§ DIRECTIVE:
Copy every line of the records below word for word, keeping each line's characters, spacing, and bracketed numbers unchanged.

§ DATASET EXTRACT:
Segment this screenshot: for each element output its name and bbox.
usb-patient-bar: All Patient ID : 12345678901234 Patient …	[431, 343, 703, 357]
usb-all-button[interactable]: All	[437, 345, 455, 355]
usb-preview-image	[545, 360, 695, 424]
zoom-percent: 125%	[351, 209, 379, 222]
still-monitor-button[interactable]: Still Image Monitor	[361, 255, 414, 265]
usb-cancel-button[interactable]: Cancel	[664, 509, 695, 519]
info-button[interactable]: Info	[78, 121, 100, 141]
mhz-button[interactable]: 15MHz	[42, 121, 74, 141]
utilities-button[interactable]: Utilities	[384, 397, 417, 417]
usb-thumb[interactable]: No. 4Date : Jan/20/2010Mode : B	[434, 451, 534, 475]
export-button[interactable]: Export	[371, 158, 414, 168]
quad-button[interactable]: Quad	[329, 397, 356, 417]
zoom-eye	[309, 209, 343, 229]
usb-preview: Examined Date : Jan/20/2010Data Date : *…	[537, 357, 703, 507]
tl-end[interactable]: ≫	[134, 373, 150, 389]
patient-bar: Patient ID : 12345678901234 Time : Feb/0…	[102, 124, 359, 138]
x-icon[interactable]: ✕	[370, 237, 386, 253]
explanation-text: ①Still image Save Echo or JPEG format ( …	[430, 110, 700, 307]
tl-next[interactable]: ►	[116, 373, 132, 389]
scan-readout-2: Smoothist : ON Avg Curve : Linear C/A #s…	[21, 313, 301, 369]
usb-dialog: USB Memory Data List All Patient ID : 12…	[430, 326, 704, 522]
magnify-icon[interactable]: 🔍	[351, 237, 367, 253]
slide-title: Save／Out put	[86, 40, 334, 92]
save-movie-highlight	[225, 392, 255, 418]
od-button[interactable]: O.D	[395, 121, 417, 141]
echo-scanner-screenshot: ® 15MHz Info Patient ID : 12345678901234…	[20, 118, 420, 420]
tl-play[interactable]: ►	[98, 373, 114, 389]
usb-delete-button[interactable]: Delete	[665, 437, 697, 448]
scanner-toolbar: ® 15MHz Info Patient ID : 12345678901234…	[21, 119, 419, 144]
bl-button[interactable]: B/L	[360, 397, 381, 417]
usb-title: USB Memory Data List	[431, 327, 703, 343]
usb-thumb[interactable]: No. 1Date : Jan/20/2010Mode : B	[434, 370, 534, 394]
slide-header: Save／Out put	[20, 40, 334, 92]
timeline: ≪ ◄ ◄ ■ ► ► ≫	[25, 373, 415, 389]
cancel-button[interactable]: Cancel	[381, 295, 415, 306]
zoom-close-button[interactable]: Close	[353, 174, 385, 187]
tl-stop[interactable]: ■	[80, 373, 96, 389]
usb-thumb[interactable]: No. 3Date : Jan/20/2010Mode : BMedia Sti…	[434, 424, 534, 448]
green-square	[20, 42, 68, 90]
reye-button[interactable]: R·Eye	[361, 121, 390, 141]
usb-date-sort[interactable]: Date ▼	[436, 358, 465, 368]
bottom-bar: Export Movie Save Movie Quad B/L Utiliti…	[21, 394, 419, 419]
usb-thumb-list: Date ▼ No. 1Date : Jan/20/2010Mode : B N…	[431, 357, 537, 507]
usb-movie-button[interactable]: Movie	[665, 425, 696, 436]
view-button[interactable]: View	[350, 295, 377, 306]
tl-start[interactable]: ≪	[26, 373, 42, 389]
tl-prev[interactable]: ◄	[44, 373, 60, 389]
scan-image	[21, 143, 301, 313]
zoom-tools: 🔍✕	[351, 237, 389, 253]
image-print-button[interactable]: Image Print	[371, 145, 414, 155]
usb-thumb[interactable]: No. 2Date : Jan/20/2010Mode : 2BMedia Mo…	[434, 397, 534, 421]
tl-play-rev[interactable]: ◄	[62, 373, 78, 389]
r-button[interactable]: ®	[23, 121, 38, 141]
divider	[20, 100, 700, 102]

§ COMPLETE OUTPUT:
Segment this screenshot: for each element output its name and bbox.
usb-patient-bar: All Patient ID : 12345678901234 Patient …	[431, 343, 703, 357]
usb-all-button[interactable]: All	[437, 345, 455, 355]
usb-preview-image	[545, 360, 695, 424]
zoom-percent: 125%	[351, 209, 379, 222]
still-monitor-button[interactable]: Still Image Monitor	[361, 255, 414, 265]
usb-cancel-button[interactable]: Cancel	[664, 509, 695, 519]
info-button[interactable]: Info	[78, 121, 100, 141]
mhz-button[interactable]: 15MHz	[42, 121, 74, 141]
utilities-button[interactable]: Utilities	[384, 397, 417, 417]
usb-thumb[interactable]: No. 4Date : Jan/20/2010Mode : B	[434, 451, 534, 475]
export-button[interactable]: Export	[371, 158, 414, 168]
quad-button[interactable]: Quad	[329, 397, 356, 417]
zoom-eye	[309, 209, 343, 229]
usb-preview: Examined Date : Jan/20/2010Data Date : *…	[537, 357, 703, 507]
tl-end[interactable]: ≫	[134, 373, 150, 389]
patient-bar: Patient ID : 12345678901234 Time : Feb/0…	[102, 124, 359, 138]
x-icon[interactable]: ✕	[370, 237, 386, 253]
explanation-text: ①Still image Save Echo or JPEG format ( …	[430, 110, 700, 307]
tl-next[interactable]: ►	[116, 373, 132, 389]
scan-readout-2: Smoothist : ON Avg Curve : Linear C/A #s…	[21, 313, 301, 369]
usb-dialog: USB Memory Data List All Patient ID : 12…	[430, 326, 704, 522]
magnify-icon[interactable]: 🔍	[351, 237, 367, 253]
slide-title: Save／Out put	[86, 40, 334, 92]
save-movie-highlight	[225, 392, 255, 418]
od-button[interactable]: O.D	[395, 121, 417, 141]
echo-scanner-screenshot: ® 15MHz Info Patient ID : 12345678901234…	[20, 118, 420, 420]
tl-play[interactable]: ►	[98, 373, 114, 389]
usb-delete-button[interactable]: Delete	[665, 437, 697, 448]
scanner-toolbar: ® 15MHz Info Patient ID : 12345678901234…	[21, 119, 419, 144]
bl-button[interactable]: B/L	[360, 397, 381, 417]
usb-title: USB Memory Data List	[431, 327, 703, 343]
usb-thumb[interactable]: No. 1Date : Jan/20/2010Mode : B	[434, 370, 534, 394]
slide-header: Save／Out put	[20, 40, 334, 92]
timeline: ≪ ◄ ◄ ■ ► ► ≫	[25, 373, 415, 389]
cancel-button[interactable]: Cancel	[381, 295, 415, 306]
zoom-close-button[interactable]: Close	[353, 174, 385, 187]
tl-stop[interactable]: ■	[80, 373, 96, 389]
usb-thumb[interactable]: No. 3Date : Jan/20/2010Mode : BMedia Sti…	[434, 424, 534, 448]
green-square	[20, 42, 68, 90]
reye-button[interactable]: R·Eye	[361, 121, 390, 141]
usb-date-sort[interactable]: Date ▼	[436, 358, 465, 368]
bottom-bar: Export Movie Save Movie Quad B/L Utiliti…	[21, 394, 419, 419]
usb-thumb-list: Date ▼ No. 1Date : Jan/20/2010Mode : B N…	[431, 357, 537, 507]
usb-movie-button[interactable]: Movie	[665, 425, 696, 436]
view-button[interactable]: View	[350, 295, 377, 306]
tl-start[interactable]: ≪	[26, 373, 42, 389]
tl-prev[interactable]: ◄	[44, 373, 60, 389]
scan-image	[21, 143, 301, 313]
zoom-tools: 🔍✕	[351, 237, 389, 253]
image-print-button[interactable]: Image Print	[371, 145, 414, 155]
usb-thumb[interactable]: No. 2Date : Jan/20/2010Mode : 2BMedia Mo…	[434, 397, 534, 421]
tl-play-rev[interactable]: ◄	[62, 373, 78, 389]
r-button[interactable]: ®	[23, 121, 38, 141]
divider	[20, 100, 700, 102]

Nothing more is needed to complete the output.